:: EXCERPTED RECORDS ::
__________

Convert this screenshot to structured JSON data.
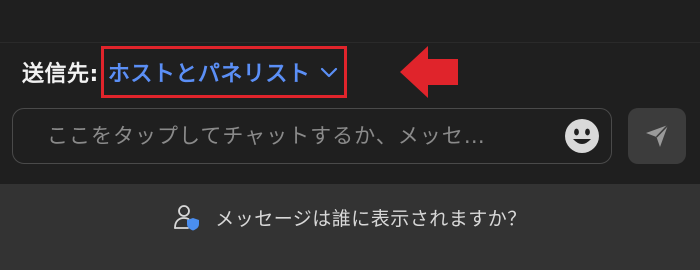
{
  "recipient": {
    "label": "送信先:",
    "value": "ホストとパネリスト"
  },
  "chat_input": {
    "placeholder": "ここをタップしてチャットするか、メッセ…"
  },
  "footer": {
    "privacy_text": "メッセージは誰に表示されますか？"
  },
  "icons": {
    "chevron": "chevron-down-icon",
    "emoji": "emoji-icon",
    "send": "send-icon",
    "privacy": "user-shield-icon",
    "annotation_arrow": "arrow-left-icon"
  },
  "colors": {
    "accent_blue": "#5b8ff6",
    "highlight_red": "#e0242b",
    "background": "#1f1f1f",
    "footer_bg": "#333333"
  }
}
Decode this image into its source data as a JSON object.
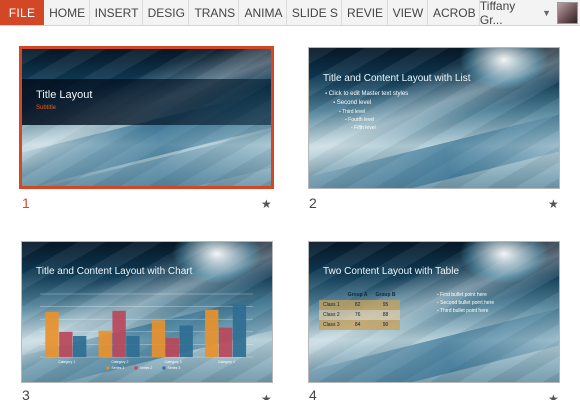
{
  "ribbon": {
    "file_label": "FILE",
    "tabs": [
      "HOME",
      "INSERT",
      "DESIG",
      "TRANS",
      "ANIMA",
      "SLIDE S",
      "REVIE",
      "VIEW",
      "ACROB"
    ],
    "user_name": "Tiffany Gr...",
    "accent_color": "#d24726"
  },
  "slides": [
    {
      "number": "1",
      "selected": true,
      "title": "Title Layout",
      "subtitle": "Subtitle",
      "star": "★"
    },
    {
      "number": "2",
      "title": "Title and Content Layout with List",
      "bullets": [
        "Click to edit Master text styles",
        "Second level",
        "Third level",
        "Fourth level",
        "Fifth level"
      ],
      "star": "★"
    },
    {
      "number": "3",
      "title": "Title and Content Layout with Chart",
      "star": "★"
    },
    {
      "number": "4",
      "title": "Two Content Layout with Table",
      "table": {
        "headers": [
          "",
          "Group A",
          "Group B"
        ],
        "rows": [
          [
            "Class 1",
            "82",
            "95"
          ],
          [
            "Class 2",
            "76",
            "88"
          ],
          [
            "Class 3",
            "84",
            "90"
          ]
        ]
      },
      "bullets": [
        "First bullet point here",
        "Second bullet point here",
        "Third bullet point here"
      ],
      "star": "★"
    }
  ],
  "chart_data": {
    "type": "bar",
    "categories": [
      "Category 1",
      "Category 2",
      "Category 3",
      "Category 4"
    ],
    "series": [
      {
        "name": "Series 1",
        "values": [
          4.3,
          2.5,
          3.5,
          4.5
        ],
        "color": "#e8912c"
      },
      {
        "name": "Series 2",
        "values": [
          2.4,
          4.4,
          1.8,
          2.8
        ],
        "color": "#b8485a"
      },
      {
        "name": "Series 3",
        "values": [
          2.0,
          2.0,
          3.0,
          5.0
        ],
        "color": "#2e6e93"
      }
    ],
    "ylim": [
      0,
      6
    ],
    "grid": true
  }
}
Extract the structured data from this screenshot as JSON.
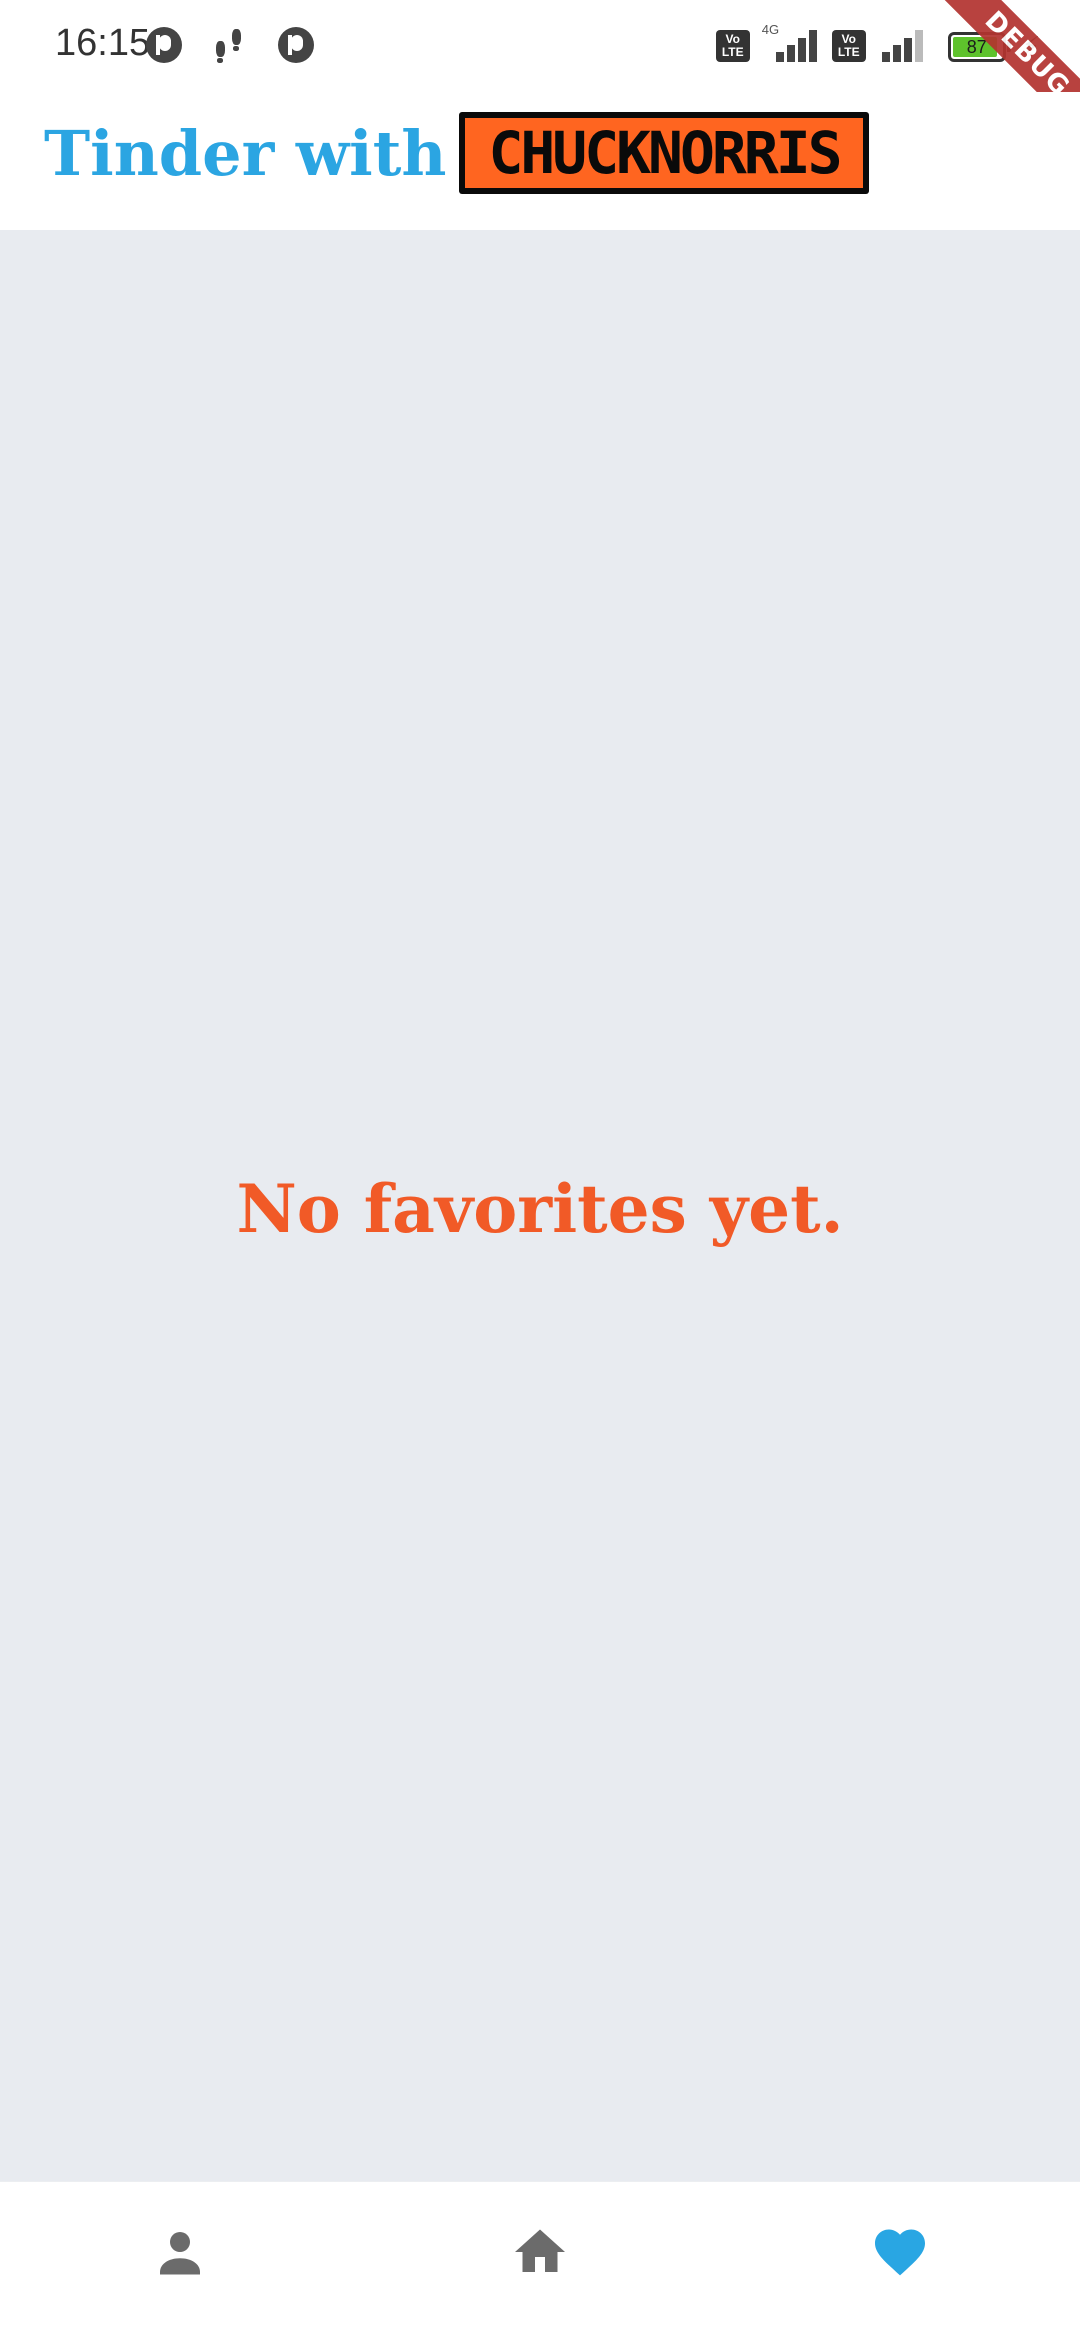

__________

:: PROBLEM DESCRIPTION ::
Every record above should be written out again without change, except that the pictures are left out.

:: RESULT BELOW ::
Convert this screenshot to structured JSON data.
{
  "recipient": {
    "label": "送信先:",
    "value": "ホストとパネリスト"
  },
  "chat_input": {
    "placeholder": "ここをタップしてチャットするか、メッセ…"
  },
  "footer": {
    "privacy_text": "メッセージは誰に表示されますか？"
  },
  "icons": {
    "chevron": "chevron-down-icon",
    "emoji": "emoji-icon",
    "send": "send-icon",
    "privacy": "user-shield-icon",
    "annotation_arrow": "arrow-left-icon"
  },
  "colors": {
    "accent_blue": "#5b8ff6",
    "highlight_red": "#e0242b",
    "background": "#1f1f1f",
    "footer_bg": "#333333"
  }
}
Decode this image into its source data as a JSON object.
{
  "ribbon": {
    "file_label": "FILE",
    "tabs": [
      "HOME",
      "INSERT",
      "DESIG",
      "TRANS",
      "ANIMA",
      "SLIDE S",
      "REVIE",
      "VIEW",
      "ACROB"
    ],
    "user_name": "Tiffany Gr...",
    "accent_color": "#d24726"
  },
  "slides": [
    {
      "number": "1",
      "selected": true,
      "title": "Title Layout",
      "subtitle": "Subtitle",
      "star": "★"
    },
    {
      "number": "2",
      "title": "Title and Content Layout with List",
      "bullets": [
        "Click to edit Master text styles",
        "Second level",
        "Third level",
        "Fourth level",
        "Fifth level"
      ],
      "star": "★"
    },
    {
      "number": "3",
      "title": "Title and Content Layout with Chart",
      "star": "★"
    },
    {
      "number": "4",
      "title": "Two Content Layout with Table",
      "table": {
        "headers": [
          "",
          "Group A",
          "Group B"
        ],
        "rows": [
          [
            "Class 1",
            "82",
            "95"
          ],
          [
            "Class 2",
            "76",
            "88"
          ],
          [
            "Class 3",
            "84",
            "90"
          ]
        ]
      },
      "bullets": [
        "First bullet point here",
        "Second bullet point here",
        "Third bullet point here"
      ],
      "star": "★"
    }
  ],
  "chart_data": {
    "type": "bar",
    "categories": [
      "Category 1",
      "Category 2",
      "Category 3",
      "Category 4"
    ],
    "series": [
      {
        "name": "Series 1",
        "values": [
          4.3,
          2.5,
          3.5,
          4.5
        ],
        "color": "#e8912c"
      },
      {
        "name": "Series 2",
        "values": [
          2.4,
          4.4,
          1.8,
          2.8
        ],
        "color": "#b8485a"
      },
      {
        "name": "Series 3",
        "values": [
          2.0,
          2.0,
          3.0,
          5.0
        ],
        "color": "#2e6e93"
      }
    ],
    "ylim": [
      0,
      6
    ],
    "grid": true
  }
}
Extract the structured data from this screenshot as JSON.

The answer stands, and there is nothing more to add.